Using the data below, copy every line that contains the word "запросы".
------ MATERIAL SHOWN
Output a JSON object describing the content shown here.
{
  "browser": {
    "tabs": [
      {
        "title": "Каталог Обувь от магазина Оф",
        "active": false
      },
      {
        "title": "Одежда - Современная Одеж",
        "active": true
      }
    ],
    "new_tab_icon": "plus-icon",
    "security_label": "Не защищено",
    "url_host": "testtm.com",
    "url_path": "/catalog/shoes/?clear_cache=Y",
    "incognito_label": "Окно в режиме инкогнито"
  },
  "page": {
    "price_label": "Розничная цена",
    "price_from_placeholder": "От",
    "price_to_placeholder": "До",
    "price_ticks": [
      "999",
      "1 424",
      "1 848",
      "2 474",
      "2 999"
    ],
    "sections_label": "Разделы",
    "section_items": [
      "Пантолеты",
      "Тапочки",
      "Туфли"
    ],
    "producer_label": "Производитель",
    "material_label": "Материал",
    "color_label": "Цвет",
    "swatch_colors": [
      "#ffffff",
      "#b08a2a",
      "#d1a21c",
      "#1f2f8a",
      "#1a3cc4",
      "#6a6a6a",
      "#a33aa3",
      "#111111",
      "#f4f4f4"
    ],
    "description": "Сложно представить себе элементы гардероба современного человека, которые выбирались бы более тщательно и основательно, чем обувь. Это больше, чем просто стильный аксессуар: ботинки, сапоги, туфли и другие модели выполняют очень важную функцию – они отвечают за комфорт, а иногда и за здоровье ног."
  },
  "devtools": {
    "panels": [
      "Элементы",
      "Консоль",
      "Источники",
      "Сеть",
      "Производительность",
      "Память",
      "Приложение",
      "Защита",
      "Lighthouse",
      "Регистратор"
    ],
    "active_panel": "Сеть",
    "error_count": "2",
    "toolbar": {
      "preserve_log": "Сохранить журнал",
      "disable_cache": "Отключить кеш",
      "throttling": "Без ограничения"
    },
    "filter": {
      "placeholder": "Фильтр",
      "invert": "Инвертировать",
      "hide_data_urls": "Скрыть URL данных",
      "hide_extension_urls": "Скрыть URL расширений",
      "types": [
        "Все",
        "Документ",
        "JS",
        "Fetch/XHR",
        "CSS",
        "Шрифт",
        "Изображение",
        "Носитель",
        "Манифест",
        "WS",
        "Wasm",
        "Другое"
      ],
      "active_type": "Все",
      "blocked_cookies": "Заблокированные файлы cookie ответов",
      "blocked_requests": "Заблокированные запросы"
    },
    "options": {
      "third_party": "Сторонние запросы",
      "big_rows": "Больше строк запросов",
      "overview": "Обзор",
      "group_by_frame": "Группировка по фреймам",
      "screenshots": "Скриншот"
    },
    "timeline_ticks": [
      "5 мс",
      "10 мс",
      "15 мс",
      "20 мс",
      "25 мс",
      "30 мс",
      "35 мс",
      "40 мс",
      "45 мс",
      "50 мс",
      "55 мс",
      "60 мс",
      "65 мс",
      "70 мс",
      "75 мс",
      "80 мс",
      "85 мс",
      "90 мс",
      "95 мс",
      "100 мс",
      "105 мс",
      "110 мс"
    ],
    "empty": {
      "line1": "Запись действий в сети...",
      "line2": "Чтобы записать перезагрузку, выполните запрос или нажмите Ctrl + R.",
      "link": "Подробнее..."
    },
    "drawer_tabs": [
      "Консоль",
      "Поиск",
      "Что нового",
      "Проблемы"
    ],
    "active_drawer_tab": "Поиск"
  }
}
------------
▶ [ANSWER TO THE PROBLEM]:
      "blocked_requests": "Заблокированные запросы"
      "third_party": "Сторонние запросы",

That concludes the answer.